-------- TASK INPUT --------
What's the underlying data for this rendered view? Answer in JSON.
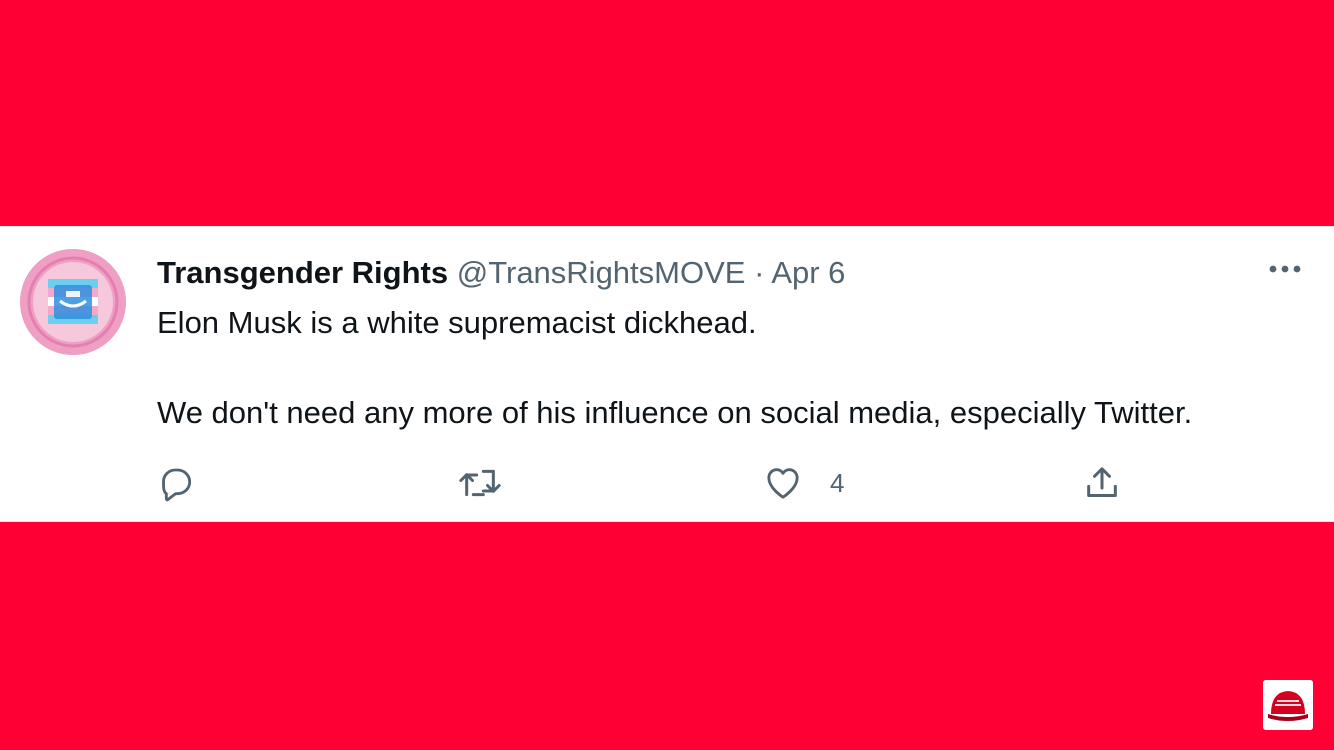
{
  "tweet": {
    "author": {
      "display_name": "Transgender Rights",
      "handle": "@TransRightsMOVE"
    },
    "separator": "·",
    "date": "Apr 6",
    "text": [
      "Elon Musk is a white supremacist dickhead.",
      "We don't need any more of his influence on social media, especially Twitter."
    ],
    "actions": {
      "reply_icon": "reply-icon",
      "retweet_icon": "retweet-icon",
      "like_icon": "heart-icon",
      "like_count": "4",
      "share_icon": "share-icon"
    },
    "more_icon": "more-horizontal-icon"
  },
  "colors": {
    "background": "#fe0034",
    "card": "#ffffff",
    "text_primary": "#0f1419",
    "text_secondary": "#536471",
    "avatar_ring": "#ef9fc4"
  },
  "channel_logo": {
    "icon": "red-cap-logo"
  }
}
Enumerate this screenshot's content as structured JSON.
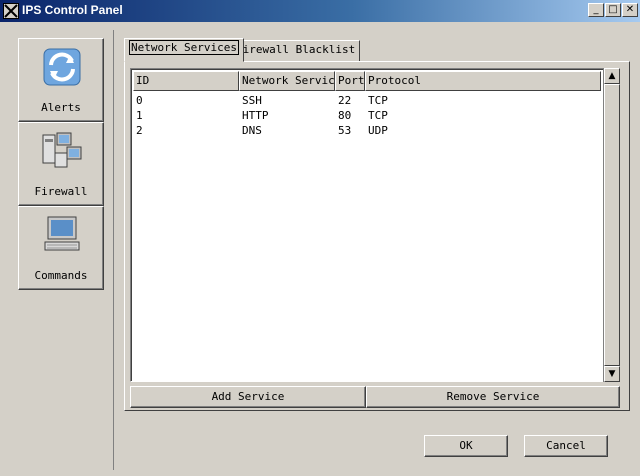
{
  "window": {
    "title": "IPS Control Panel",
    "minimize_glyph": "_",
    "maximize_glyph": "□",
    "close_glyph": "✕"
  },
  "sidebar": {
    "items": [
      {
        "label": "Alerts",
        "icon": "refresh-arrows-icon"
      },
      {
        "label": "Firewall",
        "icon": "network-computers-icon"
      },
      {
        "label": "Commands",
        "icon": "computer-terminal-icon"
      }
    ]
  },
  "tabs": [
    {
      "label": "Network Services",
      "active": true
    },
    {
      "label": "Firewall Blacklist",
      "active": false
    }
  ],
  "table": {
    "columns": [
      "ID",
      "Network Service",
      "Port",
      "Protocol"
    ],
    "rows": [
      [
        "0",
        "SSH",
        "22",
        "TCP"
      ],
      [
        "1",
        "HTTP",
        "80",
        "TCP"
      ],
      [
        "2",
        "DNS",
        "53",
        "UDP"
      ]
    ]
  },
  "scrollbar": {
    "up_glyph": "▲",
    "down_glyph": "▼"
  },
  "actions": {
    "add_service": "Add Service",
    "remove_service": "Remove Service"
  },
  "dialog": {
    "ok": "OK",
    "cancel": "Cancel"
  },
  "colors": {
    "titlebar_start": "#0a246a",
    "titlebar_end": "#a6caf0",
    "face": "#d4d0c8"
  }
}
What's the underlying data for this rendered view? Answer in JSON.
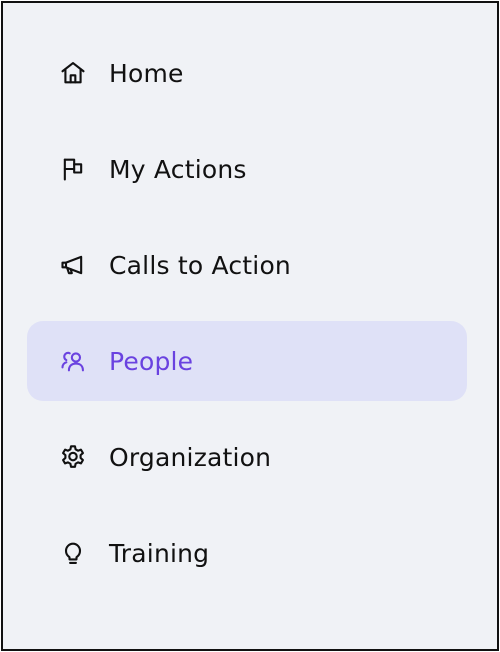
{
  "sidebar": {
    "items": [
      {
        "label": "Home",
        "icon": "home-icon",
        "active": false
      },
      {
        "label": "My Actions",
        "icon": "flag-icon",
        "active": false
      },
      {
        "label": "Calls to Action",
        "icon": "megaphone-icon",
        "active": false
      },
      {
        "label": "People",
        "icon": "people-icon",
        "active": true
      },
      {
        "label": "Organization",
        "icon": "gear-icon",
        "active": false
      },
      {
        "label": "Training",
        "icon": "lightbulb-icon",
        "active": false
      }
    ],
    "colors": {
      "background": "#f0f2f6",
      "active_background": "#dfe1f7",
      "active_text": "#6a42e0",
      "text": "#111111"
    }
  }
}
--------
> [PROBLEM] Report all lines of the data above that include the string "Firewall".

> [THE COMPLETED TASK]
        "label": "Firewall",
      "label": "Firewall Blacklist",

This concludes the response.